Problem to solve
Can you write out the whole listing exactly?

********************

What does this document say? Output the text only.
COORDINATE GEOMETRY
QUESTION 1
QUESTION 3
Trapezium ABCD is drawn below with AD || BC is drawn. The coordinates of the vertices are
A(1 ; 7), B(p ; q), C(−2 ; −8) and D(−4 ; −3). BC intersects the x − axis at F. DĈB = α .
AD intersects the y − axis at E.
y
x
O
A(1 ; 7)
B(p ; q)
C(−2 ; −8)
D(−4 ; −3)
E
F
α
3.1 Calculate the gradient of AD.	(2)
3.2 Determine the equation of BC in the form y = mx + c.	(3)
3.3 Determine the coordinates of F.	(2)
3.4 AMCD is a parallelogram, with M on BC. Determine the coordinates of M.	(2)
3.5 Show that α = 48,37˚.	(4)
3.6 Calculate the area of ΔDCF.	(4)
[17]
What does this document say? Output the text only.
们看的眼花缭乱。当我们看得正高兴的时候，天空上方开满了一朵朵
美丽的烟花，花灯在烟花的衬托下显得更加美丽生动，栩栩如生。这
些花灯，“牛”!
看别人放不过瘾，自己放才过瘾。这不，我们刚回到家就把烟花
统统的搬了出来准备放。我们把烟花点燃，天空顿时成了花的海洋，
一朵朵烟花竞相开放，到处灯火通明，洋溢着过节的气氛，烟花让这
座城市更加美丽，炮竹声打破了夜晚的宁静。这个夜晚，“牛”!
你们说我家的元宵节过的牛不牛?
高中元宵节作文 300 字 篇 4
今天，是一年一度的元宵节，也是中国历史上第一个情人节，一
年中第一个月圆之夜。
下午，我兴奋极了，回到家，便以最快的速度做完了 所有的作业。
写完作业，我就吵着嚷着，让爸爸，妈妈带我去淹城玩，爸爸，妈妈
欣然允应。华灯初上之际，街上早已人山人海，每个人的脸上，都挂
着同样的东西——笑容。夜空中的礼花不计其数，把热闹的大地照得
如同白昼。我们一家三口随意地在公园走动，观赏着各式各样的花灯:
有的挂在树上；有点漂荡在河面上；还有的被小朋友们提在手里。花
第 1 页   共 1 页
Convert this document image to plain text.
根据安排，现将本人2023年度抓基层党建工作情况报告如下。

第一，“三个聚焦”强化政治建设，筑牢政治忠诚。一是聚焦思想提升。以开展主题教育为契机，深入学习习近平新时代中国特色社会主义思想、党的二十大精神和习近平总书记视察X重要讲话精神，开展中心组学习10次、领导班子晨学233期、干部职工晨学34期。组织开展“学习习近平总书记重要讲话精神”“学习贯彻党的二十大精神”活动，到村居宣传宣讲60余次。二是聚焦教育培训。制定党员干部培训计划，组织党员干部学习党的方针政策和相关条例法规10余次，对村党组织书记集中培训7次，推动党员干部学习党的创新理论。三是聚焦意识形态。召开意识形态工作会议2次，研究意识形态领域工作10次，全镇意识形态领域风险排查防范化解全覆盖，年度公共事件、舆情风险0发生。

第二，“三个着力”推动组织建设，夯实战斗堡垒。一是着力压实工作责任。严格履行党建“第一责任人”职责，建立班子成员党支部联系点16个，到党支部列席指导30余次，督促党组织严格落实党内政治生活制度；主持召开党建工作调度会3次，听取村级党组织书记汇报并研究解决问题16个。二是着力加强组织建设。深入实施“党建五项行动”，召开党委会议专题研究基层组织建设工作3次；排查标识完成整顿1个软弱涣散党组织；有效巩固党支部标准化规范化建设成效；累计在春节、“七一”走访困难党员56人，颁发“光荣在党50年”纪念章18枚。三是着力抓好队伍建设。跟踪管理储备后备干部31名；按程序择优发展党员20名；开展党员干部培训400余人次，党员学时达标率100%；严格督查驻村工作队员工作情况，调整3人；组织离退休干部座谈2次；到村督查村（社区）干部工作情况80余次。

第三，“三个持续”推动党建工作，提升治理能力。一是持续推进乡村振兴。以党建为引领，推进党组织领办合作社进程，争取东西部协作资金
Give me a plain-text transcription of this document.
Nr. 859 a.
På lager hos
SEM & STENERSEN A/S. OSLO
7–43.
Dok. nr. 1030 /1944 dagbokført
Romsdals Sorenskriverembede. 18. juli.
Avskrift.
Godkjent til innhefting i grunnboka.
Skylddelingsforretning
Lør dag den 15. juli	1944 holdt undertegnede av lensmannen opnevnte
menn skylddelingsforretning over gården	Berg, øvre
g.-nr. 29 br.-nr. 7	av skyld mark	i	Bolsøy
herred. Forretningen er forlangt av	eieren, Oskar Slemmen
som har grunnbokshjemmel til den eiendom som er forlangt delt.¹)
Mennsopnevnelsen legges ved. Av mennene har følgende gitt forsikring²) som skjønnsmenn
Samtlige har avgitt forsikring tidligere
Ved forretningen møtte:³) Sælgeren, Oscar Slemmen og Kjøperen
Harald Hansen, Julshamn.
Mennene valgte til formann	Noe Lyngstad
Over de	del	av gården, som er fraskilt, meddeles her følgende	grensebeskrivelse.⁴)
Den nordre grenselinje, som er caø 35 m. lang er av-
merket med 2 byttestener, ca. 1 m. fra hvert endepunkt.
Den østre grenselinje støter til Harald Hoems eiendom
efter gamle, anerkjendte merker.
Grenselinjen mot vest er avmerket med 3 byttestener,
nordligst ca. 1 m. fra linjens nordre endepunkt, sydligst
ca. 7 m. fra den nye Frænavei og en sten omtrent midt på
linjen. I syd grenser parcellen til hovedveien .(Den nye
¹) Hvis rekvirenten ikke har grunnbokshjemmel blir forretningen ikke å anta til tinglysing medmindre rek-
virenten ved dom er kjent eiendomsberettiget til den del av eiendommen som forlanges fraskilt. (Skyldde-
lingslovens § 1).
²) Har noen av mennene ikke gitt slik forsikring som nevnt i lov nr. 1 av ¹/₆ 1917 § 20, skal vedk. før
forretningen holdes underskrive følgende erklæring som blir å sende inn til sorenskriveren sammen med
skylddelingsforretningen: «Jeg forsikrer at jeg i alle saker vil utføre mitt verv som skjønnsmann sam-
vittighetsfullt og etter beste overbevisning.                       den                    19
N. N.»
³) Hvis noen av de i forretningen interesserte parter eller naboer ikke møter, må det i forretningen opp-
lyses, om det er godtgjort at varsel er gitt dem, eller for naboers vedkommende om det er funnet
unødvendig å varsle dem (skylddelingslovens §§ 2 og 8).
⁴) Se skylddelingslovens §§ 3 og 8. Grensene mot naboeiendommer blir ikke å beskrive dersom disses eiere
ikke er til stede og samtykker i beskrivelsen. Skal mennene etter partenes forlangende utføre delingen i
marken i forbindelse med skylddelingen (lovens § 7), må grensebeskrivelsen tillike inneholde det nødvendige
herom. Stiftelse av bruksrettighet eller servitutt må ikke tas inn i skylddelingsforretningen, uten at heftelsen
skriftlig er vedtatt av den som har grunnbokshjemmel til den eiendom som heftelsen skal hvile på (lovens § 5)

********************

Result of the task
What does this document say? Output the text only.
COORDINATE GEOMETRY
QUESTION 1
QUESTION 3
Trapezium ABCD is drawn below with AD || BC is drawn. The coordinates of the vertices are
A(1 ; 7), B(p ; q), C(−2 ; −8) and D(−4 ; −3). BC intersects the x − axis at F. DĈB = α .
AD intersects the y − axis at E.
y
x
O
A(1 ; 7)
B(p ; q)
C(−2 ; −8)
D(−4 ; −3)
E
F
α
3.1 Calculate the gradient of AD.	(2)
3.2 Determine the equation of BC in the form y = mx + c.	(3)
3.3 Determine the coordinates of F.	(2)
3.4 AMCD is a parallelogram, with M on BC. Determine the coordinates of M.	(2)
3.5 Show that α = 48,37˚.	(4)
3.6 Calculate the area of ΔDCF.	(4)
[17]
What does this document say? Output the text only.
们看的眼花缭乱。当我们看得正高兴的时候，天空上方开满了一朵朵
美丽的烟花，花灯在烟花的衬托下显得更加美丽生动，栩栩如生。这
些花灯，“牛”!
看别人放不过瘾，自己放才过瘾。这不，我们刚回到家就把烟花
统统的搬了出来准备放。我们把烟花点燃，天空顿时成了花的海洋，
一朵朵烟花竞相开放，到处灯火通明，洋溢着过节的气氛，烟花让这
座城市更加美丽，炮竹声打破了夜晚的宁静。这个夜晚，“牛”!
你们说我家的元宵节过的牛不牛?
高中元宵节作文 300 字 篇 4
今天，是一年一度的元宵节，也是中国历史上第一个情人节，一
年中第一个月圆之夜。
下午，我兴奋极了，回到家，便以最快的速度做完了 所有的作业。
写完作业，我就吵着嚷着，让爸爸，妈妈带我去淹城玩，爸爸，妈妈
欣然允应。华灯初上之际，街上早已人山人海，每个人的脸上，都挂
着同样的东西——笑容。夜空中的礼花不计其数，把热闹的大地照得
如同白昼。我们一家三口随意地在公园走动，观赏着各式各样的花灯:
有的挂在树上；有点漂荡在河面上；还有的被小朋友们提在手里。花
第 1 页   共 1 页
Convert this document image to plain text.
根据安排，现将本人2023年度抓基层党建工作情况报告如下。

第一，“三个聚焦”强化政治建设，筑牢政治忠诚。一是聚焦思想提升。以开展主题教育为契机，深入学习习近平新时代中国特色社会主义思想、党的二十大精神和习近平总书记视察X重要讲话精神，开展中心组学习10次、领导班子晨学233期、干部职工晨学34期。组织开展“学习习近平总书记重要讲话精神”“学习贯彻党的二十大精神”活动，到村居宣传宣讲60余次。二是聚焦教育培训。制定党员干部培训计划，组织党员干部学习党的方针政策和相关条例法规10余次，对村党组织书记集中培训7次，推动党员干部学习党的创新理论。三是聚焦意识形态。召开意识形态工作会议2次，研究意识形态领域工作10次，全镇意识形态领域风险排查防范化解全覆盖，年度公共事件、舆情风险0发生。

第二，“三个着力”推动组织建设，夯实战斗堡垒。一是着力压实工作责任。严格履行党建“第一责任人”职责，建立班子成员党支部联系点16个，到党支部列席指导30余次，督促党组织严格落实党内政治生活制度；主持召开党建工作调度会3次，听取村级党组织书记汇报并研究解决问题16个。二是着力加强组织建设。深入实施“党建五项行动”，召开党委会议专题研究基层组织建设工作3次；排查标识完成整顿1个软弱涣散党组织；有效巩固党支部标准化规范化建设成效；累计在春节、“七一”走访困难党员56人，颁发“光荣在党50年”纪念章18枚。三是着力抓好队伍建设。跟踪管理储备后备干部31名；按程序择优发展党员20名；开展党员干部培训400余人次，党员学时达标率100%；严格督查驻村工作队员工作情况，调整3人；组织离退休干部座谈2次；到村督查村（社区）干部工作情况80余次。

第三，“三个持续”推动党建工作，提升治理能力。一是持续推进乡村振兴。以党建为引领，推进党组织领办合作社进程，争取东西部协作资金
Give me a plain-text transcription of this document.
Nr. 859 a.
På lager hos
SEM & STENERSEN A/S. OSLO
7–43.
Dok. nr. 1030 /1944 dagbokført
Romsdals Sorenskriverembede. 18. juli.
Avskrift.
Godkjent til innhefting i grunnboka.
Skylddelingsforretning
Lør dag den 15. juli	1944 holdt undertegnede av lensmannen opnevnte
menn skylddelingsforretning over gården	Berg, øvre
g.-nr. 29 br.-nr. 7	av skyld mark	i	Bolsøy
herred. Forretningen er forlangt av	eieren, Oskar Slemmen
som har grunnbokshjemmel til den eiendom som er forlangt delt.¹)
Mennsopnevnelsen legges ved. Av mennene har følgende gitt forsikring²) som skjønnsmenn
Samtlige har avgitt forsikring tidligere
Ved forretningen møtte:³) Sælgeren, Oscar Slemmen og Kjøperen
Harald Hansen, Julshamn.
Mennene valgte til formann	Noe Lyngstad
Over de	del	av gården, som er fraskilt, meddeles her følgende	grensebeskrivelse.⁴)
Den nordre grenselinje, som er caø 35 m. lang er av-
merket med 2 byttestener, ca. 1 m. fra hvert endepunkt.
Den østre grenselinje støter til Harald Hoems eiendom
efter gamle, anerkjendte merker.
Grenselinjen mot vest er avmerket med 3 byttestener,
nordligst ca. 1 m. fra linjens nordre endepunkt, sydligst
ca. 7 m. fra den nye Frænavei og en sten omtrent midt på
linjen. I syd grenser parcellen til hovedveien .(Den nye
¹) Hvis rekvirenten ikke har grunnbokshjemmel blir forretningen ikke å anta til tinglysing medmindre rek-
virenten ved dom er kjent eiendomsberettiget til den del av eiendommen som forlanges fraskilt. (Skyldde-
lingslovens § 1).
²) Har noen av mennene ikke gitt slik forsikring som nevnt i lov nr. 1 av ¹/₆ 1917 § 20, skal vedk. før
forretningen holdes underskrive følgende erklæring som blir å sende inn til sorenskriveren sammen med
skylddelingsforretningen: «Jeg forsikrer at jeg i alle saker vil utføre mitt verv som skjønnsmann sam-
vittighetsfullt og etter beste overbevisning.                       den                    19
N. N.»
³) Hvis noen av de i forretningen interesserte parter eller naboer ikke møter, må det i forretningen opp-
lyses, om det er godtgjort at varsel er gitt dem, eller for naboers vedkommende om det er funnet
unødvendig å varsle dem (skylddelingslovens §§ 2 og 8).
⁴) Se skylddelingslovens §§ 3 og 8. Grensene mot naboeiendommer blir ikke å beskrive dersom disses eiere
ikke er til stede og samtykker i beskrivelsen. Skal mennene etter partenes forlangende utføre delingen i
marken i forbindelse med skylddelingen (lovens § 7), må grensebeskrivelsen tillike inneholde det nødvendige
herom. Stiftelse av bruksrettighet eller servitutt må ikke tas inn i skylddelingsforretningen, uten at heftelsen
skriftlig er vedtatt av den som har grunnbokshjemmel til den eiendom som heftelsen skal hvile på (lovens § 5)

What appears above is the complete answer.